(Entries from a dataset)
— Start —

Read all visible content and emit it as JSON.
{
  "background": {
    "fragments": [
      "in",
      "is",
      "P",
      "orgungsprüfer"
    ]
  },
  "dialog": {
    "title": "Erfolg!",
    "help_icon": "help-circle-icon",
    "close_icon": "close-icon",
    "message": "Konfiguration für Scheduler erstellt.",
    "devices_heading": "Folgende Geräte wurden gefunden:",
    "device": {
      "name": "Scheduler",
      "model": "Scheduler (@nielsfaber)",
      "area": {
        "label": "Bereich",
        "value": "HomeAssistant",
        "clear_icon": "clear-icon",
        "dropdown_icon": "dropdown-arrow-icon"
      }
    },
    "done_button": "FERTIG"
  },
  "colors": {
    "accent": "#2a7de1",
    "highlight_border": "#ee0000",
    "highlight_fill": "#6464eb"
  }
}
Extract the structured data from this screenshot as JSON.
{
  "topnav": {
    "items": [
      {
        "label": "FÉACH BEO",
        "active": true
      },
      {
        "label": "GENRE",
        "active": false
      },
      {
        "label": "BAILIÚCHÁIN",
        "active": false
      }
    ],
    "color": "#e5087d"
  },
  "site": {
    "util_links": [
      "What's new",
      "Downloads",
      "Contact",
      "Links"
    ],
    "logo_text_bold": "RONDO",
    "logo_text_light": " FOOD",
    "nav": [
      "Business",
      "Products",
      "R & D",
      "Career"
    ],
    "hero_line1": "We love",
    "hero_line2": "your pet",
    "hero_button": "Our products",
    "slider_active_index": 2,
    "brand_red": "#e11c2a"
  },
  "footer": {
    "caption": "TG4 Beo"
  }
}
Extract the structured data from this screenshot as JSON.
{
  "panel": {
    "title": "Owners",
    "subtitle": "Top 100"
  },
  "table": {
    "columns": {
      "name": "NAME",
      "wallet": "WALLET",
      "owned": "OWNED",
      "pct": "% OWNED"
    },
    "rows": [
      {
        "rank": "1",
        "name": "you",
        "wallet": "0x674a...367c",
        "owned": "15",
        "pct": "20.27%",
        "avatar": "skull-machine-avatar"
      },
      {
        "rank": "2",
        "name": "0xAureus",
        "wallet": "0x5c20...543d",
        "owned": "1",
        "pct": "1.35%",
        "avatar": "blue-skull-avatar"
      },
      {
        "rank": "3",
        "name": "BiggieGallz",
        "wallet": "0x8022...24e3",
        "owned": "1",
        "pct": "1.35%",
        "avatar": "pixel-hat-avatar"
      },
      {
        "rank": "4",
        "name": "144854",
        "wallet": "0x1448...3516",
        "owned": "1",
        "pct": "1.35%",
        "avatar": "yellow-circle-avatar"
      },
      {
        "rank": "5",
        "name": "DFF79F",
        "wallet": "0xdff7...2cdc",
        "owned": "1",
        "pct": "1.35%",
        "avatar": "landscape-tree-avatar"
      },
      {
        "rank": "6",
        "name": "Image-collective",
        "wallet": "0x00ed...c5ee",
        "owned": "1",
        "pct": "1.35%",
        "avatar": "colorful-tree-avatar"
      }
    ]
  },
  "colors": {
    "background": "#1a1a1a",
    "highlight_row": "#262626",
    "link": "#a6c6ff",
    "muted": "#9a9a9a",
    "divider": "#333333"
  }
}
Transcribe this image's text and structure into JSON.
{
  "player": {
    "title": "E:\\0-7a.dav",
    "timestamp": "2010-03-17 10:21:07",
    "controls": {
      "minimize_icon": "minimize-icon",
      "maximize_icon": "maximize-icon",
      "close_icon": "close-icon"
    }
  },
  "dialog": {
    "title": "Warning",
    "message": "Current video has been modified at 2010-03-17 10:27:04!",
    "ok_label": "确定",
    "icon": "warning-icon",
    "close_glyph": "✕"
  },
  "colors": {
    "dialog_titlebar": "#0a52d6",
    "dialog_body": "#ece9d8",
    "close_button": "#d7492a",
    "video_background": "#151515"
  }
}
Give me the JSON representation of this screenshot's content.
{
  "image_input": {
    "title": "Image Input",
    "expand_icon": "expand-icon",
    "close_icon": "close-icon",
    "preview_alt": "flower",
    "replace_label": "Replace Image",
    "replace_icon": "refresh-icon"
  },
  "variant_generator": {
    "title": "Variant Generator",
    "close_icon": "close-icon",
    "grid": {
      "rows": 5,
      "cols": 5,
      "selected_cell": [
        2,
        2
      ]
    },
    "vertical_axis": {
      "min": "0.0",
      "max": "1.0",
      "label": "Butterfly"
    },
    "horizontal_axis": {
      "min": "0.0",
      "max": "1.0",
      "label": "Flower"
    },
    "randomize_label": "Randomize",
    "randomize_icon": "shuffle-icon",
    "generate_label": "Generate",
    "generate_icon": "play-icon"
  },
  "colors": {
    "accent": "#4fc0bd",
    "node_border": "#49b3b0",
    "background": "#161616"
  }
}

— End —

= Prompt =
Return the entries in full, keeping every line exactly as it is.

= Written reply =
Read all visible content and emit it as JSON.
{
  "background": {
    "fragments": [
      "in",
      "is",
      "P",
      "orgungsprüfer"
    ]
  },
  "dialog": {
    "title": "Erfolg!",
    "help_icon": "help-circle-icon",
    "close_icon": "close-icon",
    "message": "Konfiguration für Scheduler erstellt.",
    "devices_heading": "Folgende Geräte wurden gefunden:",
    "device": {
      "name": "Scheduler",
      "model": "Scheduler (@nielsfaber)",
      "area": {
        "label": "Bereich",
        "value": "HomeAssistant",
        "clear_icon": "clear-icon",
        "dropdown_icon": "dropdown-arrow-icon"
      }
    },
    "done_button": "FERTIG"
  },
  "colors": {
    "accent": "#2a7de1",
    "highlight_border": "#ee0000",
    "highlight_fill": "#6464eb"
  }
}
Extract the structured data from this screenshot as JSON.
{
  "topnav": {
    "items": [
      {
        "label": "FÉACH BEO",
        "active": true
      },
      {
        "label": "GENRE",
        "active": false
      },
      {
        "label": "BAILIÚCHÁIN",
        "active": false
      }
    ],
    "color": "#e5087d"
  },
  "site": {
    "util_links": [
      "What's new",
      "Downloads",
      "Contact",
      "Links"
    ],
    "logo_text_bold": "RONDO",
    "logo_text_light": " FOOD",
    "nav": [
      "Business",
      "Products",
      "R & D",
      "Career"
    ],
    "hero_line1": "We love",
    "hero_line2": "your pet",
    "hero_button": "Our products",
    "slider_active_index": 2,
    "brand_red": "#e11c2a"
  },
  "footer": {
    "caption": "TG4 Beo"
  }
}
Extract the structured data from this screenshot as JSON.
{
  "panel": {
    "title": "Owners",
    "subtitle": "Top 100"
  },
  "table": {
    "columns": {
      "name": "NAME",
      "wallet": "WALLET",
      "owned": "OWNED",
      "pct": "% OWNED"
    },
    "rows": [
      {
        "rank": "1",
        "name": "you",
        "wallet": "0x674a...367c",
        "owned": "15",
        "pct": "20.27%",
        "avatar": "skull-machine-avatar"
      },
      {
        "rank": "2",
        "name": "0xAureus",
        "wallet": "0x5c20...543d",
        "owned": "1",
        "pct": "1.35%",
        "avatar": "blue-skull-avatar"
      },
      {
        "rank": "3",
        "name": "BiggieGallz",
        "wallet": "0x8022...24e3",
        "owned": "1",
        "pct": "1.35%",
        "avatar": "pixel-hat-avatar"
      },
      {
        "rank": "4",
        "name": "144854",
        "wallet": "0x1448...3516",
        "owned": "1",
        "pct": "1.35%",
        "avatar": "yellow-circle-avatar"
      },
      {
        "rank": "5",
        "name": "DFF79F",
        "wallet": "0xdff7...2cdc",
        "owned": "1",
        "pct": "1.35%",
        "avatar": "landscape-tree-avatar"
      },
      {
        "rank": "6",
        "name": "Image-collective",
        "wallet": "0x00ed...c5ee",
        "owned": "1",
        "pct": "1.35%",
        "avatar": "colorful-tree-avatar"
      }
    ]
  },
  "colors": {
    "background": "#1a1a1a",
    "highlight_row": "#262626",
    "link": "#a6c6ff",
    "muted": "#9a9a9a",
    "divider": "#333333"
  }
}
Transcribe this image's text and structure into JSON.
{
  "player": {
    "title": "E:\\0-7a.dav",
    "timestamp": "2010-03-17 10:21:07",
    "controls": {
      "minimize_icon": "minimize-icon",
      "maximize_icon": "maximize-icon",
      "close_icon": "close-icon"
    }
  },
  "dialog": {
    "title": "Warning",
    "message": "Current video has been modified at 2010-03-17 10:27:04!",
    "ok_label": "确定",
    "icon": "warning-icon",
    "close_glyph": "✕"
  },
  "colors": {
    "dialog_titlebar": "#0a52d6",
    "dialog_body": "#ece9d8",
    "close_button": "#d7492a",
    "video_background": "#151515"
  }
}
Give me the JSON representation of this screenshot's content.
{
  "image_input": {
    "title": "Image Input",
    "expand_icon": "expand-icon",
    "close_icon": "close-icon",
    "preview_alt": "flower",
    "replace_label": "Replace Image",
    "replace_icon": "refresh-icon"
  },
  "variant_generator": {
    "title": "Variant Generator",
    "close_icon": "close-icon",
    "grid": {
      "rows": 5,
      "cols": 5,
      "selected_cell": [
        2,
        2
      ]
    },
    "vertical_axis": {
      "min": "0.0",
      "max": "1.0",
      "label": "Butterfly"
    },
    "horizontal_axis": {
      "min": "0.0",
      "max": "1.0",
      "label": "Flower"
    },
    "randomize_label": "Randomize",
    "randomize_icon": "shuffle-icon",
    "generate_label": "Generate",
    "generate_icon": "play-icon"
  },
  "colors": {
    "accent": "#4fc0bd",
    "node_border": "#49b3b0",
    "background": "#161616"
  }
}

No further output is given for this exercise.